▶ **The exercise**
Output every entry exactly as written.

▶ **Data shown**
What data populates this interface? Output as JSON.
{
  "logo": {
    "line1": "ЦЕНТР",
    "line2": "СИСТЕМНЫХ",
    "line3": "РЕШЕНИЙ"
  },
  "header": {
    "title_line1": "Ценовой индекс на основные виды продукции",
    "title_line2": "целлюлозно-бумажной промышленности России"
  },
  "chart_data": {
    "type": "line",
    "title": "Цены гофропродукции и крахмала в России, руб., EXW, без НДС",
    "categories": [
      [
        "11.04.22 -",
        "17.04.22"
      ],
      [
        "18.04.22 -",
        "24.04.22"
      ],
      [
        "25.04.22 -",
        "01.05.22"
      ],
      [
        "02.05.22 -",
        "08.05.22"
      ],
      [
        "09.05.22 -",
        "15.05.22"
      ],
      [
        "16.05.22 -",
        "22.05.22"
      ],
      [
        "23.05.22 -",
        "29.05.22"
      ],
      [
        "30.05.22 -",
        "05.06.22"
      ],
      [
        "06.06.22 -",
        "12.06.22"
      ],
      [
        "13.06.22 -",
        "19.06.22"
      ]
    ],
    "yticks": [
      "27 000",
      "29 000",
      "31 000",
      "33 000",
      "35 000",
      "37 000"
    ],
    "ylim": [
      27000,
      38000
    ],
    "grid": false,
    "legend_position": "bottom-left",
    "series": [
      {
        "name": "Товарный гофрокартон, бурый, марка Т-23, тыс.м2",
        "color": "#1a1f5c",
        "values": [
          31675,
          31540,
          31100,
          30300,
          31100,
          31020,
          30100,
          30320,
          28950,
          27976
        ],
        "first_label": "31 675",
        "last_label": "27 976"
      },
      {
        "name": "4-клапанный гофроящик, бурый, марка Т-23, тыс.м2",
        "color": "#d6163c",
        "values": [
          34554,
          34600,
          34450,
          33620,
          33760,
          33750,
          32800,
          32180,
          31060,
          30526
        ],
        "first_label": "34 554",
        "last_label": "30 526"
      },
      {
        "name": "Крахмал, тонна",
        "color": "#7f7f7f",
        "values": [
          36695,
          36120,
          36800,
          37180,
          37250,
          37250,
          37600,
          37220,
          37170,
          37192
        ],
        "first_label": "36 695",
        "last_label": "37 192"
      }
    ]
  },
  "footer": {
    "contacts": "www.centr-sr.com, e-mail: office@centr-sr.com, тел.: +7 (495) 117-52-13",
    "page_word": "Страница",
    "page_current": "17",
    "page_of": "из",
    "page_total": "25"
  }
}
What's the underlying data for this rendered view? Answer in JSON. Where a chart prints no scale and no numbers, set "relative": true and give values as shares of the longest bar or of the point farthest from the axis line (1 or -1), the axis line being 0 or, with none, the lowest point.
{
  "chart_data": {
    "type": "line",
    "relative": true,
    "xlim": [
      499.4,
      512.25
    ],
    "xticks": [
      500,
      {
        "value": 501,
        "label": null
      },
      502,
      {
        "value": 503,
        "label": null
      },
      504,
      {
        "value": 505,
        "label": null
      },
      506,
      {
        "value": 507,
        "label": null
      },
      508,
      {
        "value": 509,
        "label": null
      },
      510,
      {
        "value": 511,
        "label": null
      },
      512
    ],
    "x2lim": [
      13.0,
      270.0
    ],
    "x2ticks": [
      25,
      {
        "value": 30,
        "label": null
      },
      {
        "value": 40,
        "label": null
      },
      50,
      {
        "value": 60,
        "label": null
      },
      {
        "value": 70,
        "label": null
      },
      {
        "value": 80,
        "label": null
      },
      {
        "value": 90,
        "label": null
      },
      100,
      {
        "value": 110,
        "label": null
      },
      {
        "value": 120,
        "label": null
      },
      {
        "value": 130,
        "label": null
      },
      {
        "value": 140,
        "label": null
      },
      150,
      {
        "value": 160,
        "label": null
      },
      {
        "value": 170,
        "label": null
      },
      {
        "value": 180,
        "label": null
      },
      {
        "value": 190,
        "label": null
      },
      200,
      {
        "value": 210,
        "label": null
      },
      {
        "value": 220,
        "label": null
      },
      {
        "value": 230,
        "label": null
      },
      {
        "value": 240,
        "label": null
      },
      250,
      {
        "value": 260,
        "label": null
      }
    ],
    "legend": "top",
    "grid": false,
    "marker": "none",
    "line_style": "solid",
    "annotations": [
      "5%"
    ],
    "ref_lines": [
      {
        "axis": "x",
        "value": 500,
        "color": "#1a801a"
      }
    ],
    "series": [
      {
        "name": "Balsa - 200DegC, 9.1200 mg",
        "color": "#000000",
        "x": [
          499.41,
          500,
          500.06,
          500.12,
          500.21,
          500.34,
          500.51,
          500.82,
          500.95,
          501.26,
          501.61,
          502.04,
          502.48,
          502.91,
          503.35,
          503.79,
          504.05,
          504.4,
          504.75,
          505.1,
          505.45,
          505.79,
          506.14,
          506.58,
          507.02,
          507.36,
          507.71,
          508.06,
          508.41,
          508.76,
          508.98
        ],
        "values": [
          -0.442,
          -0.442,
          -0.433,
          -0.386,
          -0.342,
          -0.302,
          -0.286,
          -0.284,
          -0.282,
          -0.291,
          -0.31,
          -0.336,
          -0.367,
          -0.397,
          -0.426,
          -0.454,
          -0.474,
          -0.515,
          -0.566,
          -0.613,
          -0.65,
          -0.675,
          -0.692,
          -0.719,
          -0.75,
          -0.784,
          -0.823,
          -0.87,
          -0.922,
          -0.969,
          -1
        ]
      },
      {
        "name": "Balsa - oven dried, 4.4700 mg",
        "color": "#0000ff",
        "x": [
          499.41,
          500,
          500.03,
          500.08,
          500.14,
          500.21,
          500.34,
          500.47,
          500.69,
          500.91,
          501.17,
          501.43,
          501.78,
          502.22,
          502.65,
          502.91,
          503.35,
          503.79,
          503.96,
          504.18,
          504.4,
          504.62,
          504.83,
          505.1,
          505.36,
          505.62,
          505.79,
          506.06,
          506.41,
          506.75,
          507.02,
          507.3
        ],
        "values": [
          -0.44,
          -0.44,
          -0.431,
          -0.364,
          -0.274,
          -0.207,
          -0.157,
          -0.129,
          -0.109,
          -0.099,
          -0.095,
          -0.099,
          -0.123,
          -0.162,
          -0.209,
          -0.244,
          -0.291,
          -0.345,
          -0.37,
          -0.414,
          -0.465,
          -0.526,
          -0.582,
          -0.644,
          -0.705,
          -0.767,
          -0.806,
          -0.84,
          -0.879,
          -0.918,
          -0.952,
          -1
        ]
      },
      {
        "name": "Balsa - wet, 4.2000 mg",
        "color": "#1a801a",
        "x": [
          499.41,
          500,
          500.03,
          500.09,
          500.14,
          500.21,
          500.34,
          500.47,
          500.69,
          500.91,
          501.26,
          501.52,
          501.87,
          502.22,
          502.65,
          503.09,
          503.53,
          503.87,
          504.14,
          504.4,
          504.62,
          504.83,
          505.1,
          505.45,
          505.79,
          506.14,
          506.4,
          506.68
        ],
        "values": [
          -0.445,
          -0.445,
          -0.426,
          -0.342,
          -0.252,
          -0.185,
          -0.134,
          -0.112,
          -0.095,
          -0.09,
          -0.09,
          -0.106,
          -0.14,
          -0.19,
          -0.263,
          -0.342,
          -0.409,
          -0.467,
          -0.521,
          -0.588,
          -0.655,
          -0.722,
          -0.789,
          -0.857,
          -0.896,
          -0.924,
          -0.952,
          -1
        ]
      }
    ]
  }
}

▶ **Solved exercise**
What data populates this interface? Output as JSON.
{
  "logo": {
    "line1": "ЦЕНТР",
    "line2": "СИСТЕМНЫХ",
    "line3": "РЕШЕНИЙ"
  },
  "header": {
    "title_line1": "Ценовой индекс на основные виды продукции",
    "title_line2": "целлюлозно-бумажной промышленности России"
  },
  "chart_data": {
    "type": "line",
    "title": "Цены гофропродукции и крахмала в России, руб., EXW, без НДС",
    "categories": [
      [
        "11.04.22 -",
        "17.04.22"
      ],
      [
        "18.04.22 -",
        "24.04.22"
      ],
      [
        "25.04.22 -",
        "01.05.22"
      ],
      [
        "02.05.22 -",
        "08.05.22"
      ],
      [
        "09.05.22 -",
        "15.05.22"
      ],
      [
        "16.05.22 -",
        "22.05.22"
      ],
      [
        "23.05.22 -",
        "29.05.22"
      ],
      [
        "30.05.22 -",
        "05.06.22"
      ],
      [
        "06.06.22 -",
        "12.06.22"
      ],
      [
        "13.06.22 -",
        "19.06.22"
      ]
    ],
    "yticks": [
      "27 000",
      "29 000",
      "31 000",
      "33 000",
      "35 000",
      "37 000"
    ],
    "ylim": [
      27000,
      38000
    ],
    "grid": false,
    "legend_position": "bottom-left",
    "series": [
      {
        "name": "Товарный гофрокартон, бурый, марка Т-23, тыс.м2",
        "color": "#1a1f5c",
        "values": [
          31675,
          31540,
          31100,
          30300,
          31100,
          31020,
          30100,
          30320,
          28950,
          27976
        ],
        "first_label": "31 675",
        "last_label": "27 976"
      },
      {
        "name": "4-клапанный гофроящик, бурый, марка Т-23, тыс.м2",
        "color": "#d6163c",
        "values": [
          34554,
          34600,
          34450,
          33620,
          33760,
          33750,
          32800,
          32180,
          31060,
          30526
        ],
        "first_label": "34 554",
        "last_label": "30 526"
      },
      {
        "name": "Крахмал, тонна",
        "color": "#7f7f7f",
        "values": [
          36695,
          36120,
          36800,
          37180,
          37250,
          37250,
          37600,
          37220,
          37170,
          37192
        ],
        "first_label": "36 695",
        "last_label": "37 192"
      }
    ]
  },
  "footer": {
    "contacts": "www.centr-sr.com, e-mail: office@centr-sr.com, тел.: +7 (495) 117-52-13",
    "page_word": "Страница",
    "page_current": "17",
    "page_of": "из",
    "page_total": "25"
  }
}
What's the underlying data for this rendered view? Answer in JSON. Where a chart prints no scale and no numbers, set "relative": true and give values as shares of the longest bar or of the point farthest from the axis line (1 or -1), the axis line being 0 or, with none, the lowest point.
{
  "chart_data": {
    "type": "line",
    "relative": true,
    "xlim": [
      499.4,
      512.25
    ],
    "xticks": [
      500,
      {
        "value": 501,
        "label": null
      },
      502,
      {
        "value": 503,
        "label": null
      },
      504,
      {
        "value": 505,
        "label": null
      },
      506,
      {
        "value": 507,
        "label": null
      },
      508,
      {
        "value": 509,
        "label": null
      },
      510,
      {
        "value": 511,
        "label": null
      },
      512
    ],
    "x2lim": [
      13.0,
      270.0
    ],
    "x2ticks": [
      25,
      {
        "value": 30,
        "label": null
      },
      {
        "value": 40,
        "label": null
      },
      50,
      {
        "value": 60,
        "label": null
      },
      {
        "value": 70,
        "label": null
      },
      {
        "value": 80,
        "label": null
      },
      {
        "value": 90,
        "label": null
      },
      100,
      {
        "value": 110,
        "label": null
      },
      {
        "value": 120,
        "label": null
      },
      {
        "value": 130,
        "label": null
      },
      {
        "value": 140,
        "label": null
      },
      150,
      {
        "value": 160,
        "label": null
      },
      {
        "value": 170,
        "label": null
      },
      {
        "value": 180,
        "label": null
      },
      {
        "value": 190,
        "label": null
      },
      200,
      {
        "value": 210,
        "label": null
      },
      {
        "value": 220,
        "label": null
      },
      {
        "value": 230,
        "label": null
      },
      {
        "value": 240,
        "label": null
      },
      250,
      {
        "value": 260,
        "label": null
      }
    ],
    "legend": "top",
    "grid": false,
    "marker": "none",
    "line_style": "solid",
    "annotations": [
      "5%"
    ],
    "ref_lines": [
      {
        "axis": "x",
        "value": 500,
        "color": "#1a801a"
      }
    ],
    "series": [
      {
        "name": "Balsa - 200DegC, 9.1200 mg",
        "color": "#000000",
        "x": [
          499.41,
          500,
          500.06,
          500.12,
          500.21,
          500.34,
          500.51,
          500.82,
          500.95,
          501.26,
          501.61,
          502.04,
          502.48,
          502.91,
          503.35,
          503.79,
          504.05,
          504.4,
          504.75,
          505.1,
          505.45,
          505.79,
          506.14,
          506.58,
          507.02,
          507.36,
          507.71,
          508.06,
          508.41,
          508.76,
          508.98
        ],
        "values": [
          -0.442,
          -0.442,
          -0.433,
          -0.386,
          -0.342,
          -0.302,
          -0.286,
          -0.284,
          -0.282,
          -0.291,
          -0.31,
          -0.336,
          -0.367,
          -0.397,
          -0.426,
          -0.454,
          -0.474,
          -0.515,
          -0.566,
          -0.613,
          -0.65,
          -0.675,
          -0.692,
          -0.719,
          -0.75,
          -0.784,
          -0.823,
          -0.87,
          -0.922,
          -0.969,
          -1
        ]
      },
      {
        "name": "Balsa - oven dried, 4.4700 mg",
        "color": "#0000ff",
        "x": [
          499.41,
          500,
          500.03,
          500.08,
          500.14,
          500.21,
          500.34,
          500.47,
          500.69,
          500.91,
          501.17,
          501.43,
          501.78,
          502.22,
          502.65,
          502.91,
          503.35,
          503.79,
          503.96,
          504.18,
          504.4,
          504.62,
          504.83,
          505.1,
          505.36,
          505.62,
          505.79,
          506.06,
          506.41,
          506.75,
          507.02,
          507.3
        ],
        "values": [
          -0.44,
          -0.44,
          -0.431,
          -0.364,
          -0.274,
          -0.207,
          -0.157,
          -0.129,
          -0.109,
          -0.099,
          -0.095,
          -0.099,
          -0.123,
          -0.162,
          -0.209,
          -0.244,
          -0.291,
          -0.345,
          -0.37,
          -0.414,
          -0.465,
          -0.526,
          -0.582,
          -0.644,
          -0.705,
          -0.767,
          -0.806,
          -0.84,
          -0.879,
          -0.918,
          -0.952,
          -1
        ]
      },
      {
        "name": "Balsa - wet, 4.2000 mg",
        "color": "#1a801a",
        "x": [
          499.41,
          500,
          500.03,
          500.09,
          500.14,
          500.21,
          500.34,
          500.47,
          500.69,
          500.91,
          501.26,
          501.52,
          501.87,
          502.22,
          502.65,
          503.09,
          503.53,
          503.87,
          504.14,
          504.4,
          504.62,
          504.83,
          505.1,
          505.45,
          505.79,
          506.14,
          506.4,
          506.68
        ],
        "values": [
          -0.445,
          -0.445,
          -0.426,
          -0.342,
          -0.252,
          -0.185,
          -0.134,
          -0.112,
          -0.095,
          -0.09,
          -0.09,
          -0.106,
          -0.14,
          -0.19,
          -0.263,
          -0.342,
          -0.409,
          -0.467,
          -0.521,
          -0.588,
          -0.655,
          -0.722,
          -0.789,
          -0.857,
          -0.896,
          -0.924,
          -0.952,
          -1
        ]
      }
    ]
  }
}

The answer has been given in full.